++++ GIVEN DATA ++++

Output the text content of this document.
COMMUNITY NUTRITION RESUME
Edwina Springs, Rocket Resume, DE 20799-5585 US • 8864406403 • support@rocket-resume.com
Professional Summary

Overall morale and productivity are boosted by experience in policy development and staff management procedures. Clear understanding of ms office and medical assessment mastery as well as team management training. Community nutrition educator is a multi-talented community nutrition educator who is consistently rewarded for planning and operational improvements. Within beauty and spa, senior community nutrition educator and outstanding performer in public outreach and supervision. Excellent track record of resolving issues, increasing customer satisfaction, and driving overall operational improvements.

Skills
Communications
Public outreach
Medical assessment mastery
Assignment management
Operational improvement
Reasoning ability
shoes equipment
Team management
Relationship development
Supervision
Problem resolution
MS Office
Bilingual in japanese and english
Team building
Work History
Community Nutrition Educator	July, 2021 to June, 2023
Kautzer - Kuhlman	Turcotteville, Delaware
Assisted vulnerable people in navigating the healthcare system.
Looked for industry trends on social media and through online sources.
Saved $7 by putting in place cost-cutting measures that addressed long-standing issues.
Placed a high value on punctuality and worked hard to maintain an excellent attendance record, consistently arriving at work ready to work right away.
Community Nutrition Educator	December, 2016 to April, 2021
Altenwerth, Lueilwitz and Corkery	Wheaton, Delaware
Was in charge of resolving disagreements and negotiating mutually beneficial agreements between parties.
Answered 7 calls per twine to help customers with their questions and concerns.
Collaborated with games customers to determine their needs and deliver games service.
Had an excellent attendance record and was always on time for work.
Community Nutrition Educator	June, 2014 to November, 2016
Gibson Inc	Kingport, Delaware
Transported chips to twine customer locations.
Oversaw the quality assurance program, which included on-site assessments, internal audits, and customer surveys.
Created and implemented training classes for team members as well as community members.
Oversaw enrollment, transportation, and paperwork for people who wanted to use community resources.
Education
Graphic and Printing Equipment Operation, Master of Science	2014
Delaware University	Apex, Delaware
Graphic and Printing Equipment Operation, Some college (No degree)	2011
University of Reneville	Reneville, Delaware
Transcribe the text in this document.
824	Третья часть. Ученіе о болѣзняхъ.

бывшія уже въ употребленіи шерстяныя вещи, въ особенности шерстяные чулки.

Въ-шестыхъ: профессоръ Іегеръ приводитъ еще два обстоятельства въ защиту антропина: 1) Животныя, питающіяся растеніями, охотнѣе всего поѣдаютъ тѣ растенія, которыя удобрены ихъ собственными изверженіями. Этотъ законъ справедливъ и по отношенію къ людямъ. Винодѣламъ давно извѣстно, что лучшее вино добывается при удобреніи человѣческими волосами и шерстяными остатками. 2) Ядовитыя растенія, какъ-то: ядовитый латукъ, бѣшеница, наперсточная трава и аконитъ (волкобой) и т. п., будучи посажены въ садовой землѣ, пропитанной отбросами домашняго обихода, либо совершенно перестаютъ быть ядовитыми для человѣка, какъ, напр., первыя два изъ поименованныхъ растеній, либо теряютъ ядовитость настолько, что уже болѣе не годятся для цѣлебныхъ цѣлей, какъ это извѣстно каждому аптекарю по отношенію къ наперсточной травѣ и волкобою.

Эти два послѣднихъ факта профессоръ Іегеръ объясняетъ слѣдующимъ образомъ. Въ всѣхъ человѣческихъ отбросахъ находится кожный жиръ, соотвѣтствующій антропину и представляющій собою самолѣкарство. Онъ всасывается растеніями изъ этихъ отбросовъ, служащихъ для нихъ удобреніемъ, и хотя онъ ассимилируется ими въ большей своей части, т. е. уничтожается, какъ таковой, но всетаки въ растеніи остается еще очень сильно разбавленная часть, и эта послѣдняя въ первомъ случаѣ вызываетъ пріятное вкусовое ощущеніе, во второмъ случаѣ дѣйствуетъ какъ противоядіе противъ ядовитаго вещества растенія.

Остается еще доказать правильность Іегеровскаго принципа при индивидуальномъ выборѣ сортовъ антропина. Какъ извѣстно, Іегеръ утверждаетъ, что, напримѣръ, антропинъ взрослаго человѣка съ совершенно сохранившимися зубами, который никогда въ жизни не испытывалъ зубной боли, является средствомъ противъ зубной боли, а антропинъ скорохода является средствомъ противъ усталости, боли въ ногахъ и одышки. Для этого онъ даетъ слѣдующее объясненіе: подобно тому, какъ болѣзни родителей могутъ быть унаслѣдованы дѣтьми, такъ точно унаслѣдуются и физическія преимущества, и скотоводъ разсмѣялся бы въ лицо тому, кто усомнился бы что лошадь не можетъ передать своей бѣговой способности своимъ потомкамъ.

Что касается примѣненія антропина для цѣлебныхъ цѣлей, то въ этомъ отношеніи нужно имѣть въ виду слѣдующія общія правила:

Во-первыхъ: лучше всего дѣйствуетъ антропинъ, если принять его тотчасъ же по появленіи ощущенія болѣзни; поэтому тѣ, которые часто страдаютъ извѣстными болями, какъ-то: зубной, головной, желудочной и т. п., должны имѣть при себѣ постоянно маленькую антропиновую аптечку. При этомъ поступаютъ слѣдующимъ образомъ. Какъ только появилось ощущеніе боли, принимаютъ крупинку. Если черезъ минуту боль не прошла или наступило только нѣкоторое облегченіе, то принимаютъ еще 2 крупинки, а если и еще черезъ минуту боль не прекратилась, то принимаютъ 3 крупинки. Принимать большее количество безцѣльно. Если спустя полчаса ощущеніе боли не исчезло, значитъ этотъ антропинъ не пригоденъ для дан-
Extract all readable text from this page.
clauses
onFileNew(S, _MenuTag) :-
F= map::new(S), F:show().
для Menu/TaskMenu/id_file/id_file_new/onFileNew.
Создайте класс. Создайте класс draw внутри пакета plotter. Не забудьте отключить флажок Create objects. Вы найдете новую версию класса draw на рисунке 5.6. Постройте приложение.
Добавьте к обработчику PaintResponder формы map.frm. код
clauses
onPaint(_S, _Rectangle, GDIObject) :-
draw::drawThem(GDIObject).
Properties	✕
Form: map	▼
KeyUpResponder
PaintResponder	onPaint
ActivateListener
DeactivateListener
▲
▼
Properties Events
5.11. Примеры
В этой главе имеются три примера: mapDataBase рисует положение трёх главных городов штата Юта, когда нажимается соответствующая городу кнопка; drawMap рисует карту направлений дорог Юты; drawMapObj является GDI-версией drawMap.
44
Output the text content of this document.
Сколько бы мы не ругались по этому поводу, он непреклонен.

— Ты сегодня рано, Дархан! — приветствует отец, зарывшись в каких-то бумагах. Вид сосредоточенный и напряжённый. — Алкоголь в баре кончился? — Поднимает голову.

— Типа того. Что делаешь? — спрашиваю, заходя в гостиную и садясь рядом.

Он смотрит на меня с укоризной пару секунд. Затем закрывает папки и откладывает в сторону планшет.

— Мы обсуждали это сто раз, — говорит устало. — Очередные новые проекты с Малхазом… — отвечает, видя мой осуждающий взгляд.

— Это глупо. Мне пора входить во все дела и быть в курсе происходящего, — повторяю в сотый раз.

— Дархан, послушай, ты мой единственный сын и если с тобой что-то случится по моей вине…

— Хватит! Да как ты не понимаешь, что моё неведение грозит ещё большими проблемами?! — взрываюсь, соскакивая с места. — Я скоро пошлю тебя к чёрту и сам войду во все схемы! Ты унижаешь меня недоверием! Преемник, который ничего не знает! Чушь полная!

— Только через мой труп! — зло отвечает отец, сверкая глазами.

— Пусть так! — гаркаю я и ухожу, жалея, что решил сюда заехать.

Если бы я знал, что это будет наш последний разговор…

++++

### TASK TO CARRY OUT
Print out all the entries precisely as written.

### TASK RESULT
Output the text content of this document.
COMMUNITY NUTRITION RESUME
Edwina Springs, Rocket Resume, DE 20799-5585 US • 8864406403 • support@rocket-resume.com
Professional Summary

Overall morale and productivity are boosted by experience in policy development and staff management procedures. Clear understanding of ms office and medical assessment mastery as well as team management training. Community nutrition educator is a multi-talented community nutrition educator who is consistently rewarded for planning and operational improvements. Within beauty and spa, senior community nutrition educator and outstanding performer in public outreach and supervision. Excellent track record of resolving issues, increasing customer satisfaction, and driving overall operational improvements.

Skills
Communications
Public outreach
Medical assessment mastery
Assignment management
Operational improvement
Reasoning ability
shoes equipment
Team management
Relationship development
Supervision
Problem resolution
MS Office
Bilingual in japanese and english
Team building
Work History
Community Nutrition Educator	July, 2021 to June, 2023
Kautzer - Kuhlman	Turcotteville, Delaware
Assisted vulnerable people in navigating the healthcare system.
Looked for industry trends on social media and through online sources.
Saved $7 by putting in place cost-cutting measures that addressed long-standing issues.
Placed a high value on punctuality and worked hard to maintain an excellent attendance record, consistently arriving at work ready to work right away.
Community Nutrition Educator	December, 2016 to April, 2021
Altenwerth, Lueilwitz and Corkery	Wheaton, Delaware
Was in charge of resolving disagreements and negotiating mutually beneficial agreements between parties.
Answered 7 calls per twine to help customers with their questions and concerns.
Collaborated with games customers to determine their needs and deliver games service.
Had an excellent attendance record and was always on time for work.
Community Nutrition Educator	June, 2014 to November, 2016
Gibson Inc	Kingport, Delaware
Transported chips to twine customer locations.
Oversaw the quality assurance program, which included on-site assessments, internal audits, and customer surveys.
Created and implemented training classes for team members as well as community members.
Oversaw enrollment, transportation, and paperwork for people who wanted to use community resources.
Education
Graphic and Printing Equipment Operation, Master of Science	2014
Delaware University	Apex, Delaware
Graphic and Printing Equipment Operation, Some college (No degree)	2011
University of Reneville	Reneville, Delaware
Transcribe the text in this document.
824	Третья часть. Ученіе о болѣзняхъ.

бывшія уже въ употребленіи шерстяныя вещи, въ особенности шерстяные чулки.

Въ-шестыхъ: профессоръ Іегеръ приводитъ еще два обстоятельства въ защиту антропина: 1) Животныя, питающіяся растеніями, охотнѣе всего поѣдаютъ тѣ растенія, которыя удобрены ихъ собственными изверженіями. Этотъ законъ справедливъ и по отношенію къ людямъ. Винодѣламъ давно извѣстно, что лучшее вино добывается при удобреніи человѣческими волосами и шерстяными остатками. 2) Ядовитыя растенія, какъ-то: ядовитый латукъ, бѣшеница, наперсточная трава и аконитъ (волкобой) и т. п., будучи посажены въ садовой землѣ, пропитанной отбросами домашняго обихода, либо совершенно перестаютъ быть ядовитыми для человѣка, какъ, напр., первыя два изъ поименованныхъ растеній, либо теряютъ ядовитость настолько, что уже болѣе не годятся для цѣлебныхъ цѣлей, какъ это извѣстно каждому аптекарю по отношенію къ наперсточной травѣ и волкобою.

Эти два послѣднихъ факта профессоръ Іегеръ объясняетъ слѣдующимъ образомъ. Въ всѣхъ человѣческихъ отбросахъ находится кожный жиръ, соотвѣтствующій антропину и представляющій собою самолѣкарство. Онъ всасывается растеніями изъ этихъ отбросовъ, служащихъ для нихъ удобреніемъ, и хотя онъ ассимилируется ими въ большей своей части, т. е. уничтожается, какъ таковой, но всетаки въ растеніи остается еще очень сильно разбавленная часть, и эта послѣдняя въ первомъ случаѣ вызываетъ пріятное вкусовое ощущеніе, во второмъ случаѣ дѣйствуетъ какъ противоядіе противъ ядовитаго вещества растенія.

Остается еще доказать правильность Іегеровскаго принципа при индивидуальномъ выборѣ сортовъ антропина. Какъ извѣстно, Іегеръ утверждаетъ, что, напримѣръ, антропинъ взрослаго человѣка съ совершенно сохранившимися зубами, который никогда въ жизни не испытывалъ зубной боли, является средствомъ противъ зубной боли, а антропинъ скорохода является средствомъ противъ усталости, боли въ ногахъ и одышки. Для этого онъ даетъ слѣдующее объясненіе: подобно тому, какъ болѣзни родителей могутъ быть унаслѣдованы дѣтьми, такъ точно унаслѣдуются и физическія преимущества, и скотоводъ разсмѣялся бы въ лицо тому, кто усомнился бы что лошадь не можетъ передать своей бѣговой способности своимъ потомкамъ.

Что касается примѣненія антропина для цѣлебныхъ цѣлей, то въ этомъ отношеніи нужно имѣть въ виду слѣдующія общія правила:

Во-первыхъ: лучше всего дѣйствуетъ антропинъ, если принять его тотчасъ же по появленіи ощущенія болѣзни; поэтому тѣ, которые часто страдаютъ извѣстными болями, какъ-то: зубной, головной, желудочной и т. п., должны имѣть при себѣ постоянно маленькую антропиновую аптечку. При этомъ поступаютъ слѣдующимъ образомъ. Какъ только появилось ощущеніе боли, принимаютъ крупинку. Если черезъ минуту боль не прошла или наступило только нѣкоторое облегченіе, то принимаютъ еще 2 крупинки, а если и еще черезъ минуту боль не прекратилась, то принимаютъ 3 крупинки. Принимать большее количество безцѣльно. Если спустя полчаса ощущеніе боли не исчезло, значитъ этотъ антропинъ не пригоденъ для дан-
Extract all readable text from this page.
clauses
onFileNew(S, _MenuTag) :-
F= map::new(S), F:show().
для Menu/TaskMenu/id_file/id_file_new/onFileNew.
Создайте класс. Создайте класс draw внутри пакета plotter. Не забудьте отключить флажок Create objects. Вы найдете новую версию класса draw на рисунке 5.6. Постройте приложение.
Добавьте к обработчику PaintResponder формы map.frm. код
clauses
onPaint(_S, _Rectangle, GDIObject) :-
draw::drawThem(GDIObject).
Properties	✕
Form: map	▼
KeyUpResponder
PaintResponder	onPaint
ActivateListener
DeactivateListener
▲
▼
Properties Events
5.11. Примеры
В этой главе имеются три примера: mapDataBase рисует положение трёх главных городов штата Юта, когда нажимается соответствующая городу кнопка; drawMap рисует карту направлений дорог Юты; drawMapObj является GDI-версией drawMap.
44
Output the text content of this document.
Сколько бы мы не ругались по этому поводу, он непреклонен.

— Ты сегодня рано, Дархан! — приветствует отец, зарывшись в каких-то бумагах. Вид сосредоточенный и напряжённый. — Алкоголь в баре кончился? — Поднимает голову.

— Типа того. Что делаешь? — спрашиваю, заходя в гостиную и садясь рядом.

Он смотрит на меня с укоризной пару секунд. Затем закрывает папки и откладывает в сторону планшет.

— Мы обсуждали это сто раз, — говорит устало. — Очередные новые проекты с Малхазом… — отвечает, видя мой осуждающий взгляд.

— Это глупо. Мне пора входить во все дела и быть в курсе происходящего, — повторяю в сотый раз.

— Дархан, послушай, ты мой единственный сын и если с тобой что-то случится по моей вине…

— Хватит! Да как ты не понимаешь, что моё неведение грозит ещё большими проблемами?! — взрываюсь, соскакивая с места. — Я скоро пошлю тебя к чёрту и сам войду во все схемы! Ты унижаешь меня недоверием! Преемник, который ничего не знает! Чушь полная!

— Только через мой труп! — зло отвечает отец, сверкая глазами.

— Пусть так! — гаркаю я и ухожу, жалея, что решил сюда заехать.

Если бы я знал, что это будет наш последний разговор…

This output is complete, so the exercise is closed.